# MATERIAL PROVIDED
────────────────────────────────────────
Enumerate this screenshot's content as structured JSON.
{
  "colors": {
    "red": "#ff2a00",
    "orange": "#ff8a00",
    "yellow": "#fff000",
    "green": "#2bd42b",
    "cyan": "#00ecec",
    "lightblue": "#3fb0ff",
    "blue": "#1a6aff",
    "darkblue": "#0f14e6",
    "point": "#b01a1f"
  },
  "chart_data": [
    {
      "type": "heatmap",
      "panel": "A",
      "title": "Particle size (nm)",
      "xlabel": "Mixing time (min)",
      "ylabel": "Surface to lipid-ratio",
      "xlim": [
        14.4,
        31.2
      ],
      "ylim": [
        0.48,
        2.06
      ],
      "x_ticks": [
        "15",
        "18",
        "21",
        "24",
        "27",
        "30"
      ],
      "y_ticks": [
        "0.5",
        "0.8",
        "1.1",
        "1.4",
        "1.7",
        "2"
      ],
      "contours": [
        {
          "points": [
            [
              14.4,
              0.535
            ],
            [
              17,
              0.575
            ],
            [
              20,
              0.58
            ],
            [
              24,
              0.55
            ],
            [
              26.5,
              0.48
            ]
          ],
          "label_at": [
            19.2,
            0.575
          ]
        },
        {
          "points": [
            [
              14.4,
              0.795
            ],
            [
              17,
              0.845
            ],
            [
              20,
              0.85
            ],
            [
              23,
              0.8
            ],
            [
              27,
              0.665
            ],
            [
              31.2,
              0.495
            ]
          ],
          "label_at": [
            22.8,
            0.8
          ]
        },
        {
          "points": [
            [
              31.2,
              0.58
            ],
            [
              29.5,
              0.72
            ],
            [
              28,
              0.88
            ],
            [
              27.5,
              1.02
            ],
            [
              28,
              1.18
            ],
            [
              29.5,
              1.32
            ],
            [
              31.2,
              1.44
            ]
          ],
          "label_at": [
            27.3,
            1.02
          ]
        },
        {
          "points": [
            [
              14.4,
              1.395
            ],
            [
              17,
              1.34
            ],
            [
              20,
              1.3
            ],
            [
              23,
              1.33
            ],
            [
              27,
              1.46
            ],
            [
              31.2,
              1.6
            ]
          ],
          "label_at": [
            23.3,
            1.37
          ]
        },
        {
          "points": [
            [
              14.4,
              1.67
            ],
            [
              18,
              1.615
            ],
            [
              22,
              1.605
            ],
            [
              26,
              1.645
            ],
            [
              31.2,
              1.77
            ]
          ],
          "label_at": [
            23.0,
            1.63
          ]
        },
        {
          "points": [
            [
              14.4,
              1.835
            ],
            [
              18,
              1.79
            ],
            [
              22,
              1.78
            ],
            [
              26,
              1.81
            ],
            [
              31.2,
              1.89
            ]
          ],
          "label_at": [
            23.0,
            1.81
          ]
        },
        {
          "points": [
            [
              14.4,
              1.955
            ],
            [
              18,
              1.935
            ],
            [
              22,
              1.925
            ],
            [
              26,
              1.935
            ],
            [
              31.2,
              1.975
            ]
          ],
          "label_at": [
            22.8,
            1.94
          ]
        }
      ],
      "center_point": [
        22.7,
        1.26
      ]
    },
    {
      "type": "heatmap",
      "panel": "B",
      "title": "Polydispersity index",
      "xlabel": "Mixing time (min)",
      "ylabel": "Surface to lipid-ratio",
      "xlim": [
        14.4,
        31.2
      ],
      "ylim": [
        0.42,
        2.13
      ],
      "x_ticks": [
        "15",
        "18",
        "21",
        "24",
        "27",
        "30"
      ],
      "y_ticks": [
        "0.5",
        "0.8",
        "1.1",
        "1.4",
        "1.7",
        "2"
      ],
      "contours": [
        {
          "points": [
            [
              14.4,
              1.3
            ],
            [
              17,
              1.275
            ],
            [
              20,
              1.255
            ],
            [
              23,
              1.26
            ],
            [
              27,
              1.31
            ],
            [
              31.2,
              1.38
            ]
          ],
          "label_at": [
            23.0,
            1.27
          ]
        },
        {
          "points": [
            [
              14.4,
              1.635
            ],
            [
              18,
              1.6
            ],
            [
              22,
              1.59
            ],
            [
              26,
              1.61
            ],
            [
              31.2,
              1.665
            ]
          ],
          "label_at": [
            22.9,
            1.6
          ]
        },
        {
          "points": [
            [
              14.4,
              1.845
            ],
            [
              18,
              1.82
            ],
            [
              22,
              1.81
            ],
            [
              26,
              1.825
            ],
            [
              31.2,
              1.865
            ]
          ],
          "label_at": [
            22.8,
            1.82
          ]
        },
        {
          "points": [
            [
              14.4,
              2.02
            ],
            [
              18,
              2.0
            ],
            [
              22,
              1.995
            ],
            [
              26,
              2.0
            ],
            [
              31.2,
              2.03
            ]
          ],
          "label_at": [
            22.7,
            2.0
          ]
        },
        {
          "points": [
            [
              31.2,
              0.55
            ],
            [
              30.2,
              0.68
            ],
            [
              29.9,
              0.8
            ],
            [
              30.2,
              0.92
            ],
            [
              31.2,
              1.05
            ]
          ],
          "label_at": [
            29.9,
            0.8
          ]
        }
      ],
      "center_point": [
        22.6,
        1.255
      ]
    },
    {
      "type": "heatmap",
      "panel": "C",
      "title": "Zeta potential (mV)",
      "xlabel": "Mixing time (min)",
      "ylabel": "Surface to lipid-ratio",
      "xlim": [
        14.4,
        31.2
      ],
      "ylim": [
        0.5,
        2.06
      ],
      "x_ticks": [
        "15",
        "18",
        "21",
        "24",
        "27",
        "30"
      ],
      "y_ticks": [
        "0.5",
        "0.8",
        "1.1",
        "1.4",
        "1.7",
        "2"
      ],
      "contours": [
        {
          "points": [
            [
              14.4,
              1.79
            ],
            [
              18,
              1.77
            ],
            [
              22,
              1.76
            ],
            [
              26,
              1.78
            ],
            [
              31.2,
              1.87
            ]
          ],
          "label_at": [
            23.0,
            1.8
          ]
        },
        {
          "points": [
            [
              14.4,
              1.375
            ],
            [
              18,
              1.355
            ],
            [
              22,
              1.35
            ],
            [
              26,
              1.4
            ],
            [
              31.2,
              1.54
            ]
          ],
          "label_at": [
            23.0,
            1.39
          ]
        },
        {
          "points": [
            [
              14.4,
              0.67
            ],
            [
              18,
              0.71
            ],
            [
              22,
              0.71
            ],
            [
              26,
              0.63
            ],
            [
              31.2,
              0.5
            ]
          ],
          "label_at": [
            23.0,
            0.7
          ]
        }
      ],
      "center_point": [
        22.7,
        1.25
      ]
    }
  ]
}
────────────────────────────────────────
Restate each of the entries above verbatim.

# SOLUTION TO THE EXERCISE
Enumerate this screenshot's content as structured JSON.
{
  "colors": {
    "red": "#ff2a00",
    "orange": "#ff8a00",
    "yellow": "#fff000",
    "green": "#2bd42b",
    "cyan": "#00ecec",
    "lightblue": "#3fb0ff",
    "blue": "#1a6aff",
    "darkblue": "#0f14e6",
    "point": "#b01a1f"
  },
  "chart_data": [
    {
      "type": "heatmap",
      "panel": "A",
      "title": "Particle size (nm)",
      "xlabel": "Mixing time (min)",
      "ylabel": "Surface to lipid-ratio",
      "xlim": [
        14.4,
        31.2
      ],
      "ylim": [
        0.48,
        2.06
      ],
      "x_ticks": [
        "15",
        "18",
        "21",
        "24",
        "27",
        "30"
      ],
      "y_ticks": [
        "0.5",
        "0.8",
        "1.1",
        "1.4",
        "1.7",
        "2"
      ],
      "contours": [
        {
          "points": [
            [
              14.4,
              0.535
            ],
            [
              17,
              0.575
            ],
            [
              20,
              0.58
            ],
            [
              24,
              0.55
            ],
            [
              26.5,
              0.48
            ]
          ],
          "label_at": [
            19.2,
            0.575
          ]
        },
        {
          "points": [
            [
              14.4,
              0.795
            ],
            [
              17,
              0.845
            ],
            [
              20,
              0.85
            ],
            [
              23,
              0.8
            ],
            [
              27,
              0.665
            ],
            [
              31.2,
              0.495
            ]
          ],
          "label_at": [
            22.8,
            0.8
          ]
        },
        {
          "points": [
            [
              31.2,
              0.58
            ],
            [
              29.5,
              0.72
            ],
            [
              28,
              0.88
            ],
            [
              27.5,
              1.02
            ],
            [
              28,
              1.18
            ],
            [
              29.5,
              1.32
            ],
            [
              31.2,
              1.44
            ]
          ],
          "label_at": [
            27.3,
            1.02
          ]
        },
        {
          "points": [
            [
              14.4,
              1.395
            ],
            [
              17,
              1.34
            ],
            [
              20,
              1.3
            ],
            [
              23,
              1.33
            ],
            [
              27,
              1.46
            ],
            [
              31.2,
              1.6
            ]
          ],
          "label_at": [
            23.3,
            1.37
          ]
        },
        {
          "points": [
            [
              14.4,
              1.67
            ],
            [
              18,
              1.615
            ],
            [
              22,
              1.605
            ],
            [
              26,
              1.645
            ],
            [
              31.2,
              1.77
            ]
          ],
          "label_at": [
            23.0,
            1.63
          ]
        },
        {
          "points": [
            [
              14.4,
              1.835
            ],
            [
              18,
              1.79
            ],
            [
              22,
              1.78
            ],
            [
              26,
              1.81
            ],
            [
              31.2,
              1.89
            ]
          ],
          "label_at": [
            23.0,
            1.81
          ]
        },
        {
          "points": [
            [
              14.4,
              1.955
            ],
            [
              18,
              1.935
            ],
            [
              22,
              1.925
            ],
            [
              26,
              1.935
            ],
            [
              31.2,
              1.975
            ]
          ],
          "label_at": [
            22.8,
            1.94
          ]
        }
      ],
      "center_point": [
        22.7,
        1.26
      ]
    },
    {
      "type": "heatmap",
      "panel": "B",
      "title": "Polydispersity index",
      "xlabel": "Mixing time (min)",
      "ylabel": "Surface to lipid-ratio",
      "xlim": [
        14.4,
        31.2
      ],
      "ylim": [
        0.42,
        2.13
      ],
      "x_ticks": [
        "15",
        "18",
        "21",
        "24",
        "27",
        "30"
      ],
      "y_ticks": [
        "0.5",
        "0.8",
        "1.1",
        "1.4",
        "1.7",
        "2"
      ],
      "contours": [
        {
          "points": [
            [
              14.4,
              1.3
            ],
            [
              17,
              1.275
            ],
            [
              20,
              1.255
            ],
            [
              23,
              1.26
            ],
            [
              27,
              1.31
            ],
            [
              31.2,
              1.38
            ]
          ],
          "label_at": [
            23.0,
            1.27
          ]
        },
        {
          "points": [
            [
              14.4,
              1.635
            ],
            [
              18,
              1.6
            ],
            [
              22,
              1.59
            ],
            [
              26,
              1.61
            ],
            [
              31.2,
              1.665
            ]
          ],
          "label_at": [
            22.9,
            1.6
          ]
        },
        {
          "points": [
            [
              14.4,
              1.845
            ],
            [
              18,
              1.82
            ],
            [
              22,
              1.81
            ],
            [
              26,
              1.825
            ],
            [
              31.2,
              1.865
            ]
          ],
          "label_at": [
            22.8,
            1.82
          ]
        },
        {
          "points": [
            [
              14.4,
              2.02
            ],
            [
              18,
              2.0
            ],
            [
              22,
              1.995
            ],
            [
              26,
              2.0
            ],
            [
              31.2,
              2.03
            ]
          ],
          "label_at": [
            22.7,
            2.0
          ]
        },
        {
          "points": [
            [
              31.2,
              0.55
            ],
            [
              30.2,
              0.68
            ],
            [
              29.9,
              0.8
            ],
            [
              30.2,
              0.92
            ],
            [
              31.2,
              1.05
            ]
          ],
          "label_at": [
            29.9,
            0.8
          ]
        }
      ],
      "center_point": [
        22.6,
        1.255
      ]
    },
    {
      "type": "heatmap",
      "panel": "C",
      "title": "Zeta potential (mV)",
      "xlabel": "Mixing time (min)",
      "ylabel": "Surface to lipid-ratio",
      "xlim": [
        14.4,
        31.2
      ],
      "ylim": [
        0.5,
        2.06
      ],
      "x_ticks": [
        "15",
        "18",
        "21",
        "24",
        "27",
        "30"
      ],
      "y_ticks": [
        "0.5",
        "0.8",
        "1.1",
        "1.4",
        "1.7",
        "2"
      ],
      "contours": [
        {
          "points": [
            [
              14.4,
              1.79
            ],
            [
              18,
              1.77
            ],
            [
              22,
              1.76
            ],
            [
              26,
              1.78
            ],
            [
              31.2,
              1.87
            ]
          ],
          "label_at": [
            23.0,
            1.8
          ]
        },
        {
          "points": [
            [
              14.4,
              1.375
            ],
            [
              18,
              1.355
            ],
            [
              22,
              1.35
            ],
            [
              26,
              1.4
            ],
            [
              31.2,
              1.54
            ]
          ],
          "label_at": [
            23.0,
            1.39
          ]
        },
        {
          "points": [
            [
              14.4,
              0.67
            ],
            [
              18,
              0.71
            ],
            [
              22,
              0.71
            ],
            [
              26,
              0.63
            ],
            [
              31.2,
              0.5
            ]
          ],
          "label_at": [
            23.0,
            0.7
          ]
        }
      ],
      "center_point": [
        22.7,
        1.25
      ]
    }
  ]
}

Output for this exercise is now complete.